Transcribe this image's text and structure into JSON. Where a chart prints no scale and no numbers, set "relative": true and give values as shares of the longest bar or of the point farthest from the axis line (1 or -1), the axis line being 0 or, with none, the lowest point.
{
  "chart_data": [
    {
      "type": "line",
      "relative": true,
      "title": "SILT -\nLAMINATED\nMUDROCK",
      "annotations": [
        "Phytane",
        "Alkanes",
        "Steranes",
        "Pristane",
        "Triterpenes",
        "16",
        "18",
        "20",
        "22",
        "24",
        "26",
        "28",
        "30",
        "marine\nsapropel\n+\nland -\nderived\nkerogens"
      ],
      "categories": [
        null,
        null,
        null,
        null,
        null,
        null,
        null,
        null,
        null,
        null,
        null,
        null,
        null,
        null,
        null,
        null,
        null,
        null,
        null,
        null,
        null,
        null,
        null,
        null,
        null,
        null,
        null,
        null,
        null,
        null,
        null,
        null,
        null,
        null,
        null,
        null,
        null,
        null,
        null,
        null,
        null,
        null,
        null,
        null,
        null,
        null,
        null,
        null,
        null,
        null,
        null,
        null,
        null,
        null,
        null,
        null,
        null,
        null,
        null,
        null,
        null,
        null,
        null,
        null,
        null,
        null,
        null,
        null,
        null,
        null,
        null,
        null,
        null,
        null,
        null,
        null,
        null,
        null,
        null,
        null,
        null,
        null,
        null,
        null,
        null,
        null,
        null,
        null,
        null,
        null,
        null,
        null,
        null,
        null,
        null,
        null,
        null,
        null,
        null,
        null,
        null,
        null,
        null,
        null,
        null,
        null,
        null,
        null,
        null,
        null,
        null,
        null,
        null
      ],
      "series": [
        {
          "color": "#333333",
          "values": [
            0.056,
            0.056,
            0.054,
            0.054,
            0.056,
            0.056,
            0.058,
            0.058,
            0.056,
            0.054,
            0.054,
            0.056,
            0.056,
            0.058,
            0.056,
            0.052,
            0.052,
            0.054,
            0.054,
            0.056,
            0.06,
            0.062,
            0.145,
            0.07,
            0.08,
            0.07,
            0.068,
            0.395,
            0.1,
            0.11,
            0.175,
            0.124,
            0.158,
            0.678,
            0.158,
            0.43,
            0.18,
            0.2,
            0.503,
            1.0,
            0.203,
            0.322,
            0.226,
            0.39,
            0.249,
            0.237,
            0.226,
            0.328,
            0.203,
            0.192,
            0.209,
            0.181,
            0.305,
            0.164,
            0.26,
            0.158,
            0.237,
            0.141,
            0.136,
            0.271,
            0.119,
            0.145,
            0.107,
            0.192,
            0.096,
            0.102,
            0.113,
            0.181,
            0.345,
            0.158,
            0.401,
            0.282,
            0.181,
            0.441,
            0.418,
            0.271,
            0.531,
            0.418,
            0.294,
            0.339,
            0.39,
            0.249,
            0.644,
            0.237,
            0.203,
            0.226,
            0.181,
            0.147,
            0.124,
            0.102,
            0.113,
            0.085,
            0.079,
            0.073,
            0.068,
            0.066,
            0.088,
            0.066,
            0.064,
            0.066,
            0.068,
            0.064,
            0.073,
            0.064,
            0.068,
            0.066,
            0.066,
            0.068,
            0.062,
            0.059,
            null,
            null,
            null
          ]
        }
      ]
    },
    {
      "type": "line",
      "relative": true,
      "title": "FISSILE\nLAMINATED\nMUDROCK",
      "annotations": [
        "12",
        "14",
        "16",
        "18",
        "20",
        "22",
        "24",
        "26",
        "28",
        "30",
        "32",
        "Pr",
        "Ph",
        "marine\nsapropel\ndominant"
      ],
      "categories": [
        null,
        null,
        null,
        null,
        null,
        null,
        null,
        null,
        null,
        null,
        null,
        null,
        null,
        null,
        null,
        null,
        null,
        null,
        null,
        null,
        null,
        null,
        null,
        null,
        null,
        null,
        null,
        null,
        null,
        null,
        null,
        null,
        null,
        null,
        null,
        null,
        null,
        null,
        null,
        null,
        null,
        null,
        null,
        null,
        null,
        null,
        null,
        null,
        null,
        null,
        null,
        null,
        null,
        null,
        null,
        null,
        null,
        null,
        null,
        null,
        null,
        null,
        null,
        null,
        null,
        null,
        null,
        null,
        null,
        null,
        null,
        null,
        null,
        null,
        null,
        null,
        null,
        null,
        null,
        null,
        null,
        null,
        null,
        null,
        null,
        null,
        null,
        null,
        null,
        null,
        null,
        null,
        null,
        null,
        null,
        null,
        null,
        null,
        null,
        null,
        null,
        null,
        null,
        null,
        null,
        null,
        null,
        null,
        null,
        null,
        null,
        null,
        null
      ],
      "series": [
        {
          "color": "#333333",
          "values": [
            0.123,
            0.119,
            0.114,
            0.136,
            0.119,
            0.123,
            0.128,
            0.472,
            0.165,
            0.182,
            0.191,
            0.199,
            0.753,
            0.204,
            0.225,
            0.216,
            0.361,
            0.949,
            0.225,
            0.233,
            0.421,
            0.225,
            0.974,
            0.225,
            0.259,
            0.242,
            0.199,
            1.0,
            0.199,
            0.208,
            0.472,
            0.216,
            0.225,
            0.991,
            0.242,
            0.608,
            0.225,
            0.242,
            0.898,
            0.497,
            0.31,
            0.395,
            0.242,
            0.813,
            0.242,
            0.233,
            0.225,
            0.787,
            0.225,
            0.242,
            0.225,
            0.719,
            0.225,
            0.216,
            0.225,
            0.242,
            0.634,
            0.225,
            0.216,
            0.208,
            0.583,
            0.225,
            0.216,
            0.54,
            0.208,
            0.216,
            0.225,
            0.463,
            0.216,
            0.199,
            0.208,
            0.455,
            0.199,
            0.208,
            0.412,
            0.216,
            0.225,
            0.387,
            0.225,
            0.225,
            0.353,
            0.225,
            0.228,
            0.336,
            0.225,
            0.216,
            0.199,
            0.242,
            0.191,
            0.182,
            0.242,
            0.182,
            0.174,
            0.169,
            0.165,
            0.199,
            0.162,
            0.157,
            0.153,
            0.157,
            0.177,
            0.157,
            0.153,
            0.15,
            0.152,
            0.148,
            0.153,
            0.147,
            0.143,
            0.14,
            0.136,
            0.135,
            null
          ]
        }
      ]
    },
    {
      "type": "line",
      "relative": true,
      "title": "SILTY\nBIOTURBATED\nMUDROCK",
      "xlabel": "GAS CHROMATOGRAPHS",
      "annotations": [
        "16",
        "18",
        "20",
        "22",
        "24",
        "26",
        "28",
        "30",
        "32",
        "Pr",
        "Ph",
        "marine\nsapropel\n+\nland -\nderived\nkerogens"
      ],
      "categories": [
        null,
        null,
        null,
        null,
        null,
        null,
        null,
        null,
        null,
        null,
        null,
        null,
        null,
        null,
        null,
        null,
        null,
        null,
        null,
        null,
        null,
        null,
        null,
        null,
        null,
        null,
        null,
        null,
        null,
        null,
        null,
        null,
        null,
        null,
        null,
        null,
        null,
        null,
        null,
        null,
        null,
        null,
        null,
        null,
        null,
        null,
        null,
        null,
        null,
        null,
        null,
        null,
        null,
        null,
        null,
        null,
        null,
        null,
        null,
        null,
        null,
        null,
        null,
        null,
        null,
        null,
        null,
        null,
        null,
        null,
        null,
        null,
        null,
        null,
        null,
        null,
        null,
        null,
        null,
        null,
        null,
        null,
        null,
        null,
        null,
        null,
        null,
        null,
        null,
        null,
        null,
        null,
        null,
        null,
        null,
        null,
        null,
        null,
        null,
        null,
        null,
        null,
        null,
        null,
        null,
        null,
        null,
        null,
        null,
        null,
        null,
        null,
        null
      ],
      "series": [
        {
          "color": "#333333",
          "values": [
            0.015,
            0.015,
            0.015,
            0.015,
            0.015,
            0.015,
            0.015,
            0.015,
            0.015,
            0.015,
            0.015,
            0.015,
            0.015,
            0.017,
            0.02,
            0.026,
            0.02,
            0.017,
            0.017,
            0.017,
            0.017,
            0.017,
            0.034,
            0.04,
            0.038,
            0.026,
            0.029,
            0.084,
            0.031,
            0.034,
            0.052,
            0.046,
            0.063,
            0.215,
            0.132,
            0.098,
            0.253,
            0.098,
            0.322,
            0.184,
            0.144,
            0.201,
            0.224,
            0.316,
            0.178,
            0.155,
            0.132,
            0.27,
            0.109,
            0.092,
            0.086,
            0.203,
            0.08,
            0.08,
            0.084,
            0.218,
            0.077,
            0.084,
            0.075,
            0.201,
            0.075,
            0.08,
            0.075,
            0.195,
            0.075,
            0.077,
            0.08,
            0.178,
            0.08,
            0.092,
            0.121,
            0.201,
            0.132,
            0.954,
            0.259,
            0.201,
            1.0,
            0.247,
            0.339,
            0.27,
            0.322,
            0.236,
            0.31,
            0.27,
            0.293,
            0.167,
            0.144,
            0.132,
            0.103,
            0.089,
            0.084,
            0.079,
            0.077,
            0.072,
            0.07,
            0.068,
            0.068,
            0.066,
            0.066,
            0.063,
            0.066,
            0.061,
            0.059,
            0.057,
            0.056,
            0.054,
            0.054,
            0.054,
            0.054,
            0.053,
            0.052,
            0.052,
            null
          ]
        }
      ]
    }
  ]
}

GIVEN TASK -> Report how many lines of the entries hold the word "nLAMINATED". Nothing else is needed.

TASK ANSWER -> 2